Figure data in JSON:

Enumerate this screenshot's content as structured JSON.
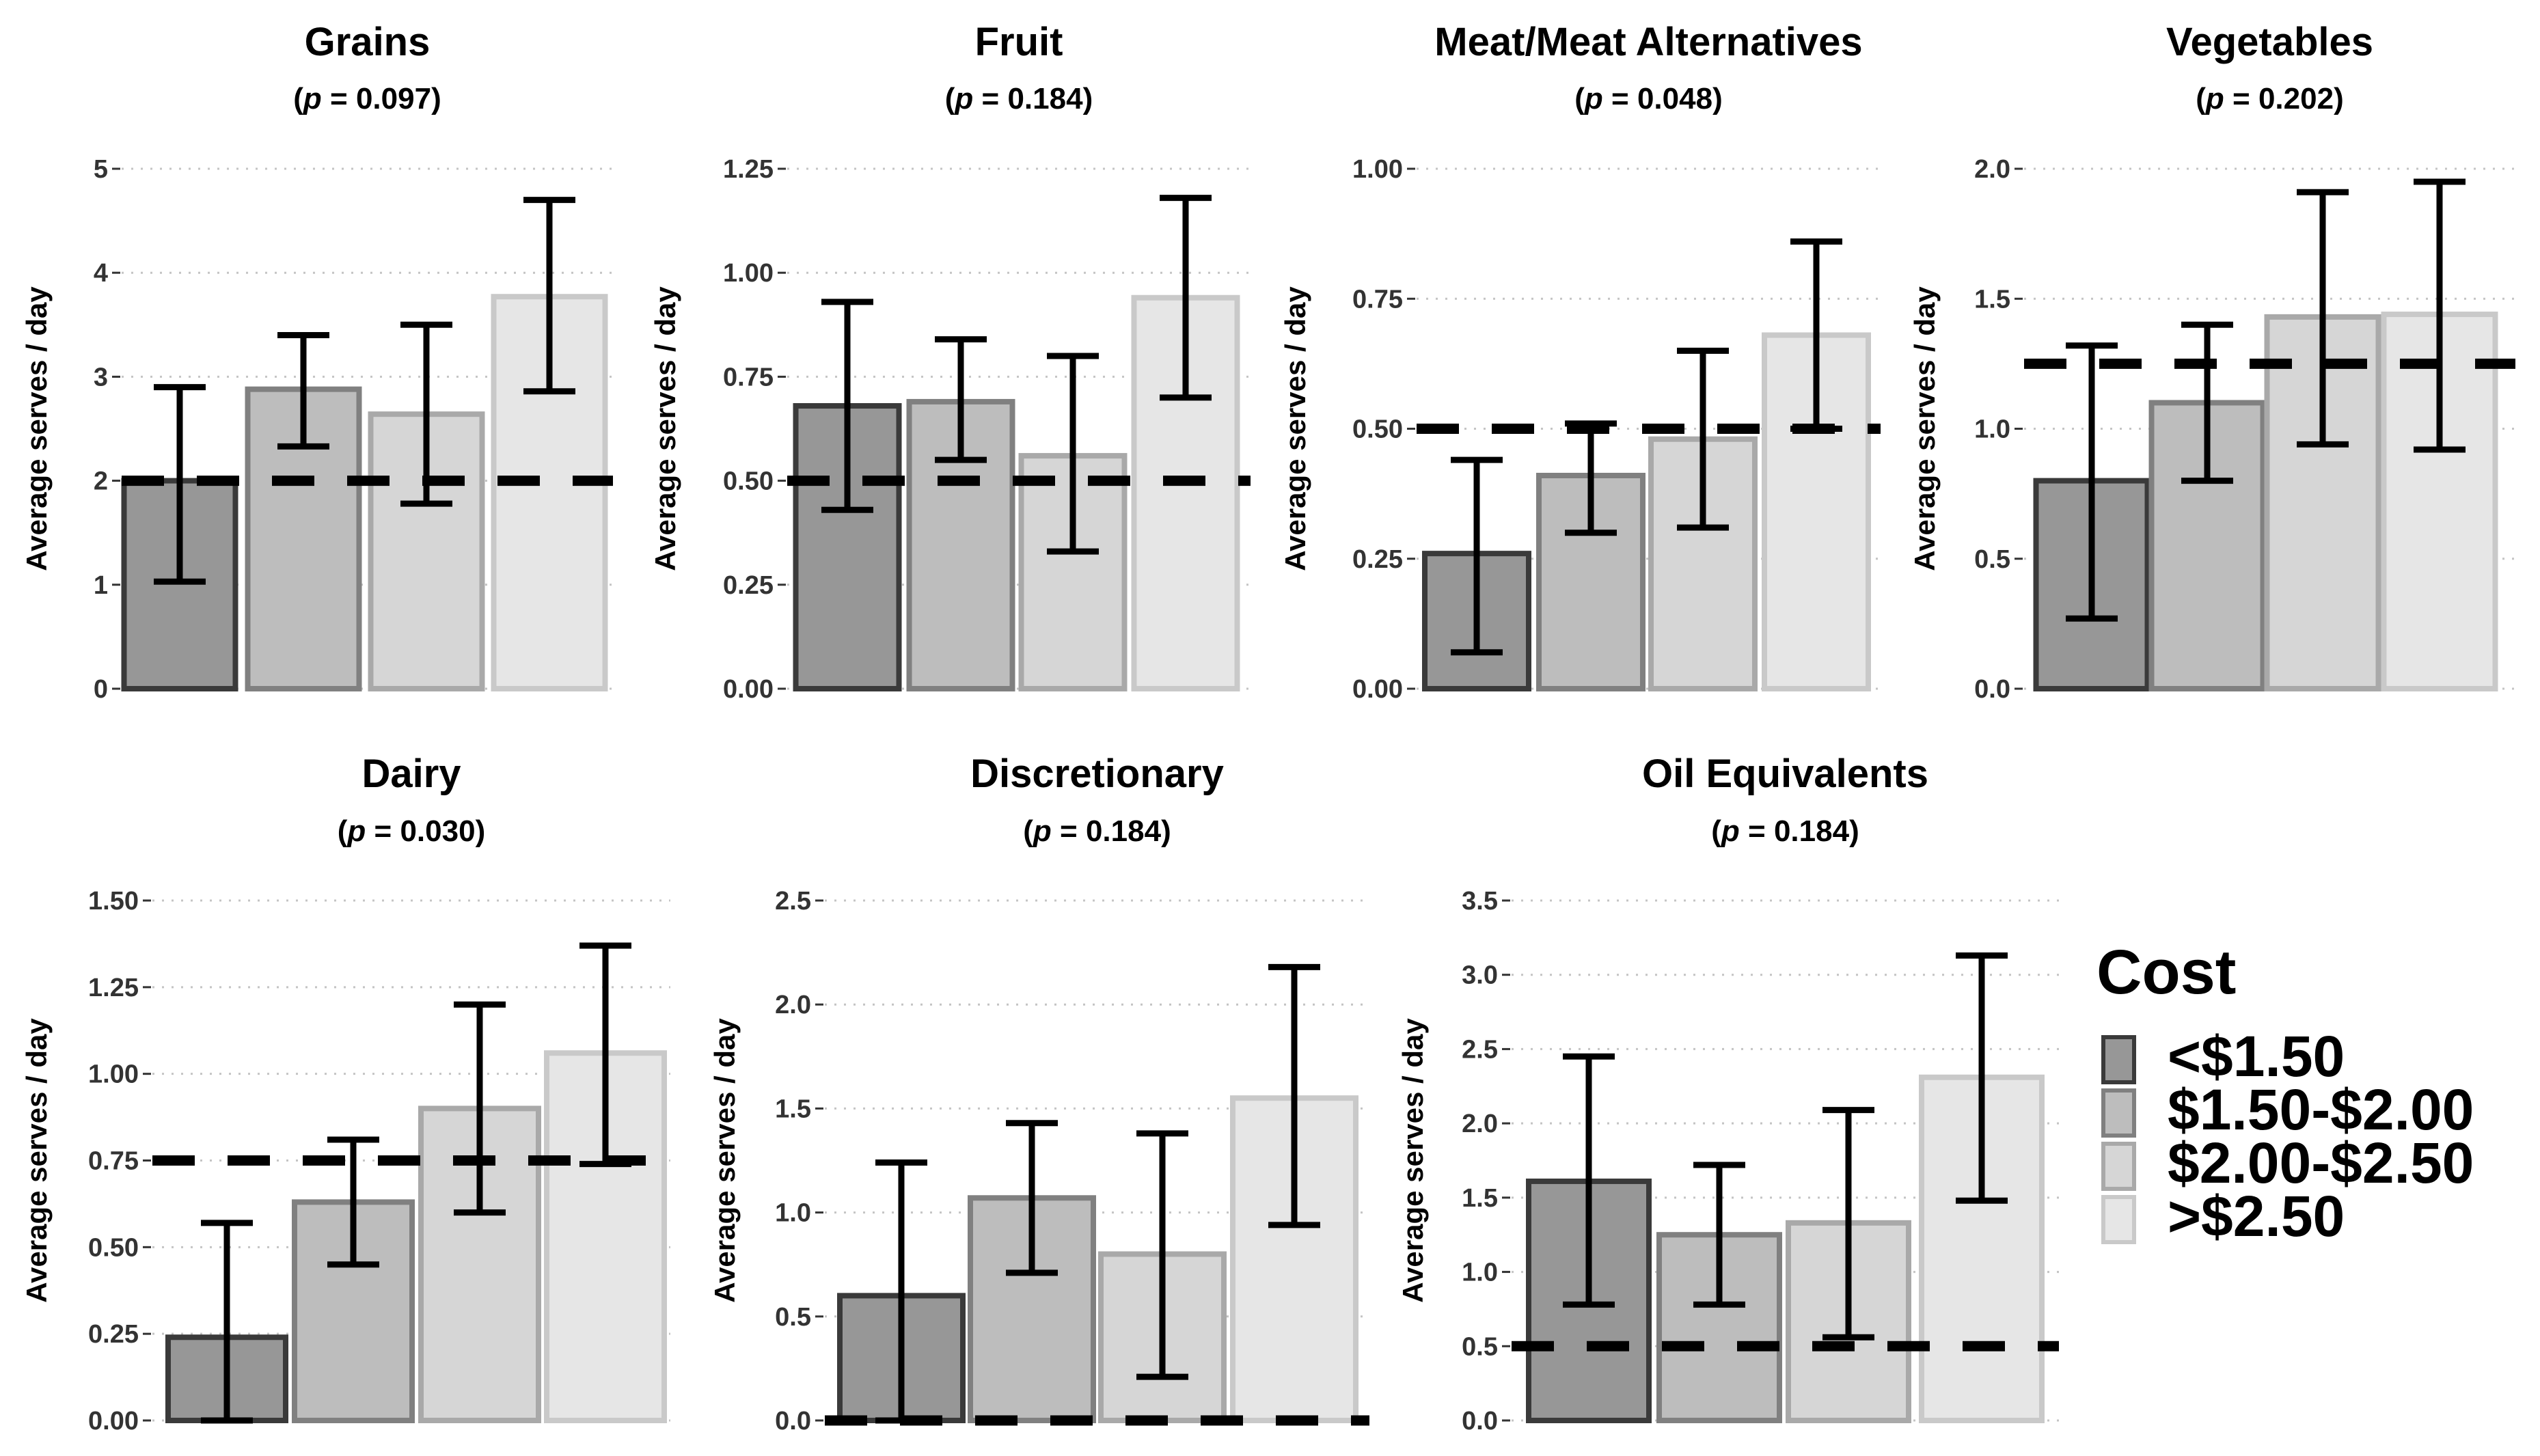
{
  "chart_data": {
    "type": "bar",
    "ylabel": "Average serves / day",
    "categories": [
      "<$1.50",
      "$1.50-$2.00",
      "$2.00-$2.50",
      ">$2.50"
    ],
    "colors": {
      "fill": [
        "#979797",
        "#bdbdbd",
        "#d6d6d6",
        "#e6e6e6"
      ],
      "stroke": [
        "#3a3a3a",
        "#808080",
        "#a9a9a9",
        "#c9c9c9"
      ]
    },
    "legend": {
      "title": "Cost",
      "position": "right",
      "items": [
        "<$1.50",
        "$1.50-$2.00",
        "$2.00-$2.50",
        ">$2.50"
      ]
    },
    "panels": [
      {
        "title": "Grains",
        "p": "0.097",
        "ylim": [
          0,
          5
        ],
        "ticks": [
          "0",
          "1",
          "2",
          "3",
          "4",
          "5"
        ],
        "tick_values": [
          0,
          1,
          2,
          3,
          4,
          5
        ],
        "values": [
          2.0,
          2.88,
          2.64,
          3.77
        ],
        "err_low": [
          1.03,
          2.33,
          1.78,
          2.86
        ],
        "err_high": [
          2.9,
          3.4,
          3.5,
          4.7
        ],
        "reference": 2.0
      },
      {
        "title": "Fruit",
        "p": "0.184",
        "ylim": [
          0,
          1.25
        ],
        "ticks": [
          "0.00",
          "0.25",
          "0.50",
          "0.75",
          "1.00",
          "1.25"
        ],
        "tick_values": [
          0,
          0.25,
          0.5,
          0.75,
          1.0,
          1.25
        ],
        "values": [
          0.68,
          0.69,
          0.56,
          0.94
        ],
        "err_low": [
          0.43,
          0.55,
          0.33,
          0.7
        ],
        "err_high": [
          0.93,
          0.84,
          0.8,
          1.18
        ],
        "reference": 0.5
      },
      {
        "title": "Meat/Meat Alternatives",
        "p": "0.048",
        "ylim": [
          0,
          1.0
        ],
        "ticks": [
          "0.00",
          "0.25",
          "0.50",
          "0.75",
          "1.00"
        ],
        "tick_values": [
          0,
          0.25,
          0.5,
          0.75,
          1.0
        ],
        "values": [
          0.26,
          0.41,
          0.48,
          0.68
        ],
        "err_low": [
          0.07,
          0.3,
          0.31,
          0.5
        ],
        "err_high": [
          0.44,
          0.51,
          0.65,
          0.86
        ],
        "reference": 0.5
      },
      {
        "title": "Vegetables",
        "p": "0.202",
        "ylim": [
          0,
          2.0
        ],
        "ticks": [
          "0.0",
          "0.5",
          "1.0",
          "1.5",
          "2.0"
        ],
        "tick_values": [
          0,
          0.5,
          1.0,
          1.5,
          2.0
        ],
        "values": [
          0.8,
          1.1,
          1.43,
          1.44
        ],
        "err_low": [
          0.27,
          0.8,
          0.94,
          0.92
        ],
        "err_high": [
          1.32,
          1.4,
          1.91,
          1.95
        ],
        "reference": 1.25
      },
      {
        "title": "Dairy",
        "p": "0.030",
        "ylim": [
          0,
          1.5
        ],
        "ticks": [
          "0.00",
          "0.25",
          "0.50",
          "0.75",
          "1.00",
          "1.25",
          "1.50"
        ],
        "tick_values": [
          0,
          0.25,
          0.5,
          0.75,
          1.0,
          1.25,
          1.5
        ],
        "values": [
          0.24,
          0.63,
          0.9,
          1.06
        ],
        "err_low": [
          0.0,
          0.45,
          0.6,
          0.74
        ],
        "err_high": [
          0.57,
          0.81,
          1.2,
          1.37
        ],
        "reference": 0.75
      },
      {
        "title": "Discretionary",
        "p": "0.184",
        "ylim": [
          0,
          2.5
        ],
        "ticks": [
          "0.0",
          "0.5",
          "1.0",
          "1.5",
          "2.0",
          "2.5"
        ],
        "tick_values": [
          0,
          0.5,
          1.0,
          1.5,
          2.0,
          2.5
        ],
        "values": [
          0.6,
          1.07,
          0.8,
          1.55
        ],
        "err_low": [
          0.0,
          0.71,
          0.21,
          0.94
        ],
        "err_high": [
          1.24,
          1.43,
          1.38,
          2.18
        ],
        "reference": 0.0
      },
      {
        "title": "Oil Equivalents",
        "p": "0.184",
        "ylim": [
          0,
          3.5
        ],
        "ticks": [
          "0.0",
          "0.5",
          "1.0",
          "1.5",
          "2.0",
          "2.5",
          "3.0",
          "3.5"
        ],
        "tick_values": [
          0,
          0.5,
          1.0,
          1.5,
          2.0,
          2.5,
          3.0,
          3.5
        ],
        "values": [
          1.61,
          1.25,
          1.33,
          2.31
        ],
        "err_low": [
          0.78,
          0.78,
          0.56,
          1.48
        ],
        "err_high": [
          2.45,
          1.72,
          2.09,
          3.13
        ],
        "reference": 0.5
      }
    ]
  }
}
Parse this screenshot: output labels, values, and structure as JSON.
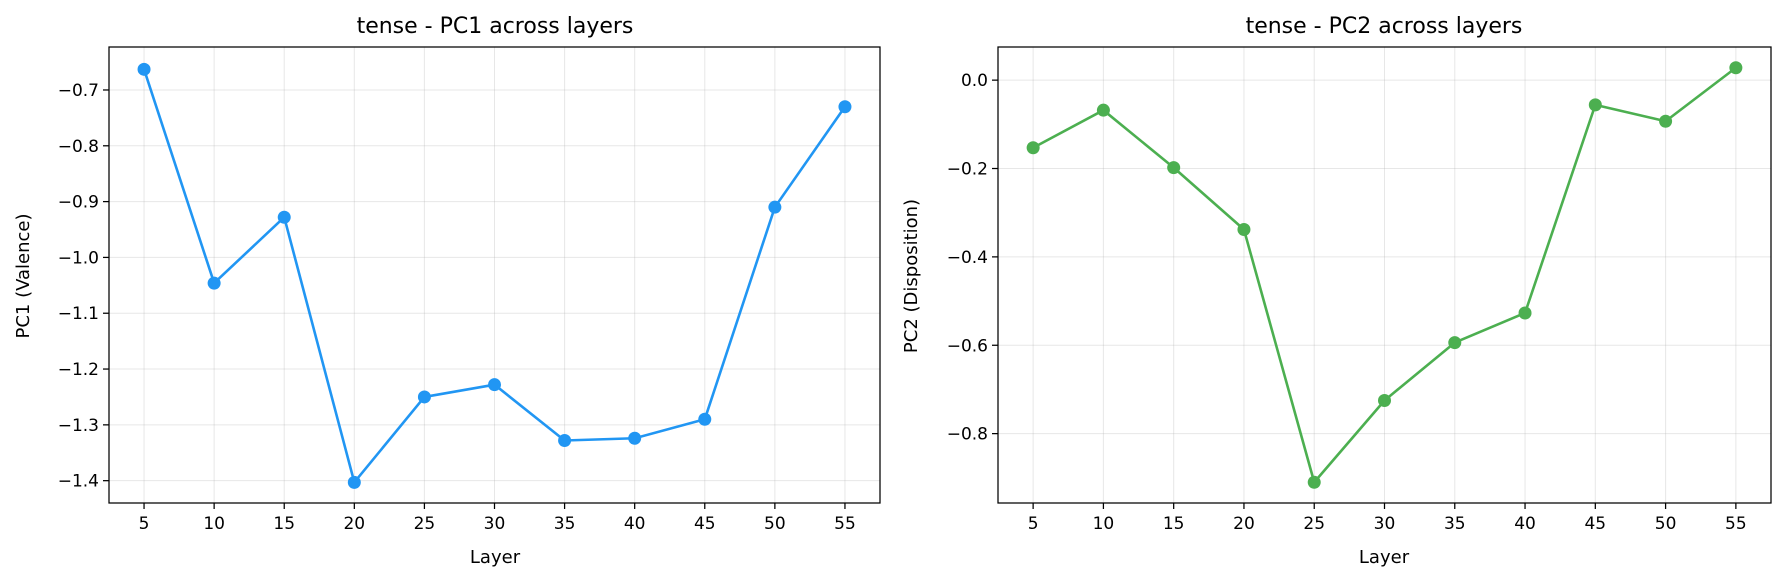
{
  "chart_data": [
    {
      "type": "line",
      "title": "tense - PC1 across layers",
      "xlabel": "Layer",
      "ylabel": "PC1 (Valence)",
      "x": [
        5,
        10,
        15,
        20,
        25,
        30,
        35,
        40,
        45,
        50,
        55
      ],
      "xticks": [
        "5",
        "10",
        "15",
        "20",
        "25",
        "30",
        "35",
        "40",
        "45",
        "50",
        "55"
      ],
      "yticks": [
        "−1.4",
        "−1.3",
        "−1.2",
        "−1.1",
        "−1.0",
        "−0.9",
        "−0.8",
        "−0.7"
      ],
      "ytick_values": [
        -1.4,
        -1.3,
        -1.2,
        -1.1,
        -1.0,
        -0.9,
        -0.8,
        -0.7
      ],
      "xlim": [
        2.5,
        57.5
      ],
      "ylim": [
        -1.44,
        -0.623
      ],
      "grid": true,
      "color": "#2196F3",
      "series": [
        {
          "values": [
            -0.663,
            -1.046,
            -0.928,
            -1.403,
            -1.25,
            -1.228,
            -1.328,
            -1.324,
            -1.29,
            -0.91,
            -0.73
          ]
        }
      ]
    },
    {
      "type": "line",
      "title": "tense - PC2 across layers",
      "xlabel": "Layer",
      "ylabel": "PC2 (Disposition)",
      "x": [
        5,
        10,
        15,
        20,
        25,
        30,
        35,
        40,
        45,
        50,
        55
      ],
      "xticks": [
        "5",
        "10",
        "15",
        "20",
        "25",
        "30",
        "35",
        "40",
        "45",
        "50",
        "55"
      ],
      "yticks": [
        "−0.8",
        "−0.6",
        "−0.4",
        "−0.2",
        "0.0"
      ],
      "ytick_values": [
        -0.8,
        -0.6,
        -0.4,
        -0.2,
        0.0
      ],
      "xlim": [
        2.5,
        57.5
      ],
      "ylim": [
        -0.957,
        0.075
      ],
      "grid": true,
      "color": "#4CAF50",
      "series": [
        {
          "values": [
            -0.153,
            -0.068,
            -0.198,
            -0.338,
            -0.91,
            -0.725,
            -0.594,
            -0.527,
            -0.056,
            -0.093,
            0.028
          ]
        }
      ]
    }
  ]
}
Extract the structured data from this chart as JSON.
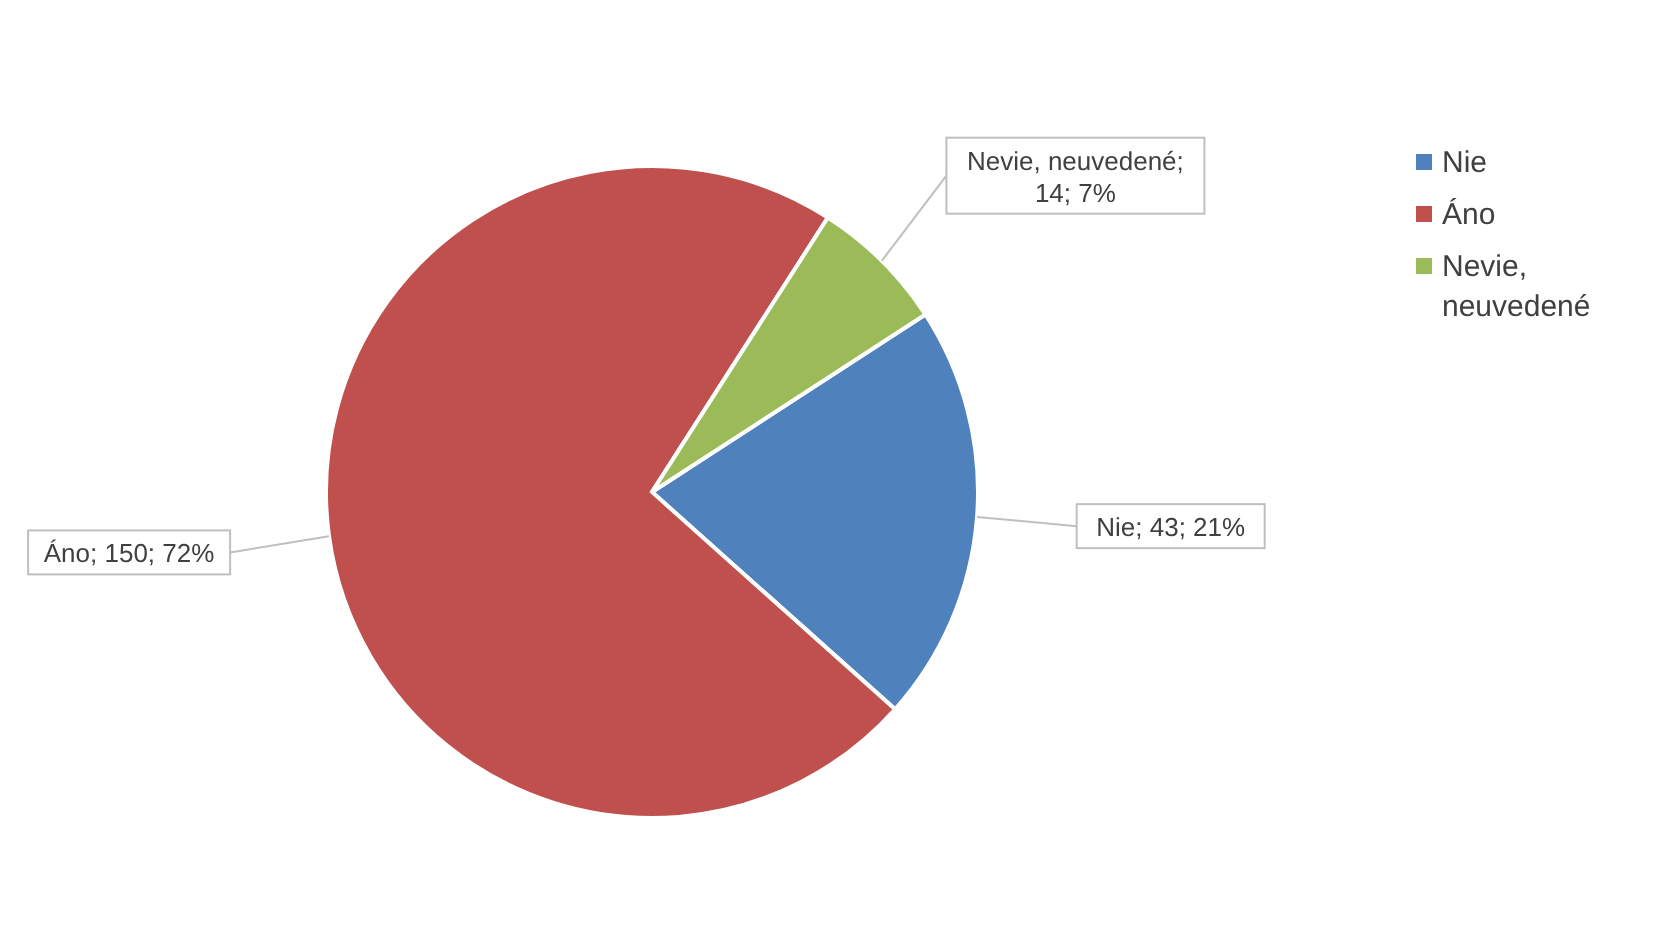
{
  "chart_data": {
    "type": "pie",
    "categories": [
      "Nie",
      "Áno",
      "Nevie, neuvedené"
    ],
    "values": [
      43,
      150,
      14
    ],
    "colors": [
      "#4f81bd",
      "#c0504d",
      "#9bbb59"
    ],
    "value_labels": [
      "Nie; 43; 21%",
      "Áno; 150; 72%",
      "Nevie, neuvedené; 14; 7%"
    ],
    "legend": "right"
  }
}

[REQUIRED TASK]: For each line in the data above that contains the string "layers", extract the line.

[ANSWER TO THE TASK]:
      "title": "tense - PC1 across layers",
      "title": "tense - PC2 across layers",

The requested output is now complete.